TASK INSTRUCTIONS
Arrange the records from the first line up to and including the line with "chart-title: Temperaturverlauf [255,9,424,32]" as a numbered list, omitting any blank lines.

RECORDS SUPPLIED
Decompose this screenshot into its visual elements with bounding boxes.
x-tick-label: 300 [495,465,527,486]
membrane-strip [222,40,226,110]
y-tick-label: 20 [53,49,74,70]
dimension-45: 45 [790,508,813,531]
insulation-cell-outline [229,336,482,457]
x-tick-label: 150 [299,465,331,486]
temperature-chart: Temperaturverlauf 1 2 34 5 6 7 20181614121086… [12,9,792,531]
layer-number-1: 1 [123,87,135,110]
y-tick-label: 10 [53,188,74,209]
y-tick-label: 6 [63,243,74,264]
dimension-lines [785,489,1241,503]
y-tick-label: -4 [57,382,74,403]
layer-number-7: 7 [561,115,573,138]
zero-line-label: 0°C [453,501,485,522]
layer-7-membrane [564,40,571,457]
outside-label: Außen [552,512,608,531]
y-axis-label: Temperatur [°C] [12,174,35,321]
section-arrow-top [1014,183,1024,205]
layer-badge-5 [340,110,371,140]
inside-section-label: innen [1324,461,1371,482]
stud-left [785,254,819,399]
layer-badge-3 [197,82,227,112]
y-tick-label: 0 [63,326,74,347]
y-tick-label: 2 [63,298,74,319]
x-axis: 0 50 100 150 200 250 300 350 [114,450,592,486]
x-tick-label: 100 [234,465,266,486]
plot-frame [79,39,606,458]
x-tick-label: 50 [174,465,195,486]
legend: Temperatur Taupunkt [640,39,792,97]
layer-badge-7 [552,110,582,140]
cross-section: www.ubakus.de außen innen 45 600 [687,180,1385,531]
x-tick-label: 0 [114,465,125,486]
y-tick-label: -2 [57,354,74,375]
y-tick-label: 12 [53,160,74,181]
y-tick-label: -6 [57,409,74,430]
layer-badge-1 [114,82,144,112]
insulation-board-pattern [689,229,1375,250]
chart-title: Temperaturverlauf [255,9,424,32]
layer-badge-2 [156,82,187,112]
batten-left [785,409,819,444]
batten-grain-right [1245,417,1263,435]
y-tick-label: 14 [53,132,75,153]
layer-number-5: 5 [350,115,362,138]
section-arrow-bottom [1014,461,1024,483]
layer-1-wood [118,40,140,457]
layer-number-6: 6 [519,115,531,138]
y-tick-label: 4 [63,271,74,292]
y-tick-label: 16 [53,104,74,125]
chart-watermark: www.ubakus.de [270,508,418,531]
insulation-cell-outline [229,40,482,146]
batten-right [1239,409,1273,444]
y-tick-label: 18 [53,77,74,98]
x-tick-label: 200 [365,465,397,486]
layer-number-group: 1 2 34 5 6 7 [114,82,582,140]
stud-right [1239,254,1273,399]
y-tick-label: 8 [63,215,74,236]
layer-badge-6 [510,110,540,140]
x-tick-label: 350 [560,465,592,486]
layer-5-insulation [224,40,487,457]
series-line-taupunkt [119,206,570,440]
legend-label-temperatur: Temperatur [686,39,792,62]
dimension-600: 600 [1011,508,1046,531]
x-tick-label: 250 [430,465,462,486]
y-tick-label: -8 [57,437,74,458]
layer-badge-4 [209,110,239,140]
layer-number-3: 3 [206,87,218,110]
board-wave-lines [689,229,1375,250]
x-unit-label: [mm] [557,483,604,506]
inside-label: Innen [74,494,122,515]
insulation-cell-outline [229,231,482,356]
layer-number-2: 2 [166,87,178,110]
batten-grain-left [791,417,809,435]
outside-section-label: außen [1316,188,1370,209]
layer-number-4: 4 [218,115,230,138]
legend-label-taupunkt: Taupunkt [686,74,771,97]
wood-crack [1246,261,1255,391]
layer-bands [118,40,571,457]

RESULT
1. Decompose this screenshot into its visual elements with bounding boxes.
2. x-tick-label: 300 [495,465,527,486]
3. membrane-strip [222,40,226,110]
4. y-tick-label: 20 [53,49,74,70]
5. dimension-45: 45 [790,508,813,531]
6. insulation-cell-outline [229,336,482,457]
7. x-tick-label: 150 [299,465,331,486]
8. temperature-chart: Temperaturverlauf 1 2 34 5 6 7 20181614121086… [12,9,792,531]
9. layer-number-1: 1 [123,87,135,110]
10. y-tick-label: 10 [53,188,74,209]
11. y-tick-label: 6 [63,243,74,264]
12. dimension-lines [785,489,1241,503]
13. y-tick-label: -4 [57,382,74,403]
14. layer-number-7: 7 [561,115,573,138]
15. zero-line-label: 0°C [453,501,485,522]
16. layer-7-membrane [564,40,571,457]
17. outside-label: Außen [552,512,608,531]
18. y-axis-label: Temperatur [°C] [12,174,35,321]
19. section-arrow-top [1014,183,1024,205]
20. layer-badge-5 [340,110,371,140]
21. inside-section-label: innen [1324,461,1371,482]
22. stud-left [785,254,819,399]
23. layer-badge-3 [197,82,227,112]
24. y-tick-label: 0 [63,326,74,347]
25. y-tick-label: 2 [63,298,74,319]
26. x-axis: 0 50 100 150 200 250 300 350 [114,450,592,486]
27. x-tick-label: 100 [234,465,266,486]
28. plot-frame [79,39,606,458]
29. x-tick-label: 50 [174,465,195,486]
30. legend: Temperatur Taupunkt [640,39,792,97]
31. layer-badge-7 [552,110,582,140]
32. cross-section: www.ubakus.de außen innen 45 600 [687,180,1385,531]
33. x-tick-label: 0 [114,465,125,486]
34. y-tick-label: -2 [57,354,74,375]
35. y-tick-label: 12 [53,160,74,181]
36. y-tick-label: -6 [57,409,74,430]
37. layer-badge-1 [114,82,144,112]
38. insulation-board-pattern [689,229,1375,250]
39. chart-title: Temperaturverlauf [255,9,424,32]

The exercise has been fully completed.